*** RECORDS ***
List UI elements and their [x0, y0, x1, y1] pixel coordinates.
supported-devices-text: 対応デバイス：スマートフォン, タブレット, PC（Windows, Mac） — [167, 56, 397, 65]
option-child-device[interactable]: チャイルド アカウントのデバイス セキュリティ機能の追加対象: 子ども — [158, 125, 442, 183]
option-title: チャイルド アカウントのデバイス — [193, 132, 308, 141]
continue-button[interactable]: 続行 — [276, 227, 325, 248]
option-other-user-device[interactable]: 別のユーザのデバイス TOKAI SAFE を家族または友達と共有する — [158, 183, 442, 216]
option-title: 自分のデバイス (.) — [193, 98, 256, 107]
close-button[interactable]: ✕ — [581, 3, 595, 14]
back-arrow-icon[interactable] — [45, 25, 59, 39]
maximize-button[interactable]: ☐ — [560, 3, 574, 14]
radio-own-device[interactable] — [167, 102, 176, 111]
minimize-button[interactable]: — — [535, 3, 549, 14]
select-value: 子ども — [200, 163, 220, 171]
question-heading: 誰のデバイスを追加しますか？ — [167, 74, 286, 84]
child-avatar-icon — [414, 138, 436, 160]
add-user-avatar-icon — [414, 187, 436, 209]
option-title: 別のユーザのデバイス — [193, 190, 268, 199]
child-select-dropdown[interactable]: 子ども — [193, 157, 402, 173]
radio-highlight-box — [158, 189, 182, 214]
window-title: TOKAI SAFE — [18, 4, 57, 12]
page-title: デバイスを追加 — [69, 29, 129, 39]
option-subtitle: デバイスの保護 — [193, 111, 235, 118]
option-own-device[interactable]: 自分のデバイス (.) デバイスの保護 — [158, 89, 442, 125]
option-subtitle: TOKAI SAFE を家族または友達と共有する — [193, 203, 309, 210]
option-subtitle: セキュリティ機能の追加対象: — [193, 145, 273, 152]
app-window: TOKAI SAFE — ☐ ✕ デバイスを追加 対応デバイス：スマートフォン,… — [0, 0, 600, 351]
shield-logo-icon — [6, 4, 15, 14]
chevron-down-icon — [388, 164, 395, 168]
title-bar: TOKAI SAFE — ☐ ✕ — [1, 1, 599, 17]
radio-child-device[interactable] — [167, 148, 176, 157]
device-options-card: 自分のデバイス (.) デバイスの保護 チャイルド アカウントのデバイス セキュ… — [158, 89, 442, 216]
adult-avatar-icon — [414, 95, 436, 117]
***
TASK OBJECTIVE. Copy the listing word for word, starting at its first line and ending with the line that contains "minimize-button[interactable]: — —".

FINAL ANSWER.
List UI elements and their [x0, y0, x1, y1] pixel coordinates.
supported-devices-text: 対応デバイス：スマートフォン, タブレット, PC（Windows, Mac） — [167, 56, 397, 65]
option-child-device[interactable]: チャイルド アカウントのデバイス セキュリティ機能の追加対象: 子ども — [158, 125, 442, 183]
option-title: チャイルド アカウントのデバイス — [193, 132, 308, 141]
continue-button[interactable]: 続行 — [276, 227, 325, 248]
option-other-user-device[interactable]: 別のユーザのデバイス TOKAI SAFE を家族または友達と共有する — [158, 183, 442, 216]
option-title: 自分のデバイス (.) — [193, 98, 256, 107]
close-button[interactable]: ✕ — [581, 3, 595, 14]
back-arrow-icon[interactable] — [45, 25, 59, 39]
maximize-button[interactable]: ☐ — [560, 3, 574, 14]
radio-own-device[interactable] — [167, 102, 176, 111]
minimize-button[interactable]: — — [535, 3, 549, 14]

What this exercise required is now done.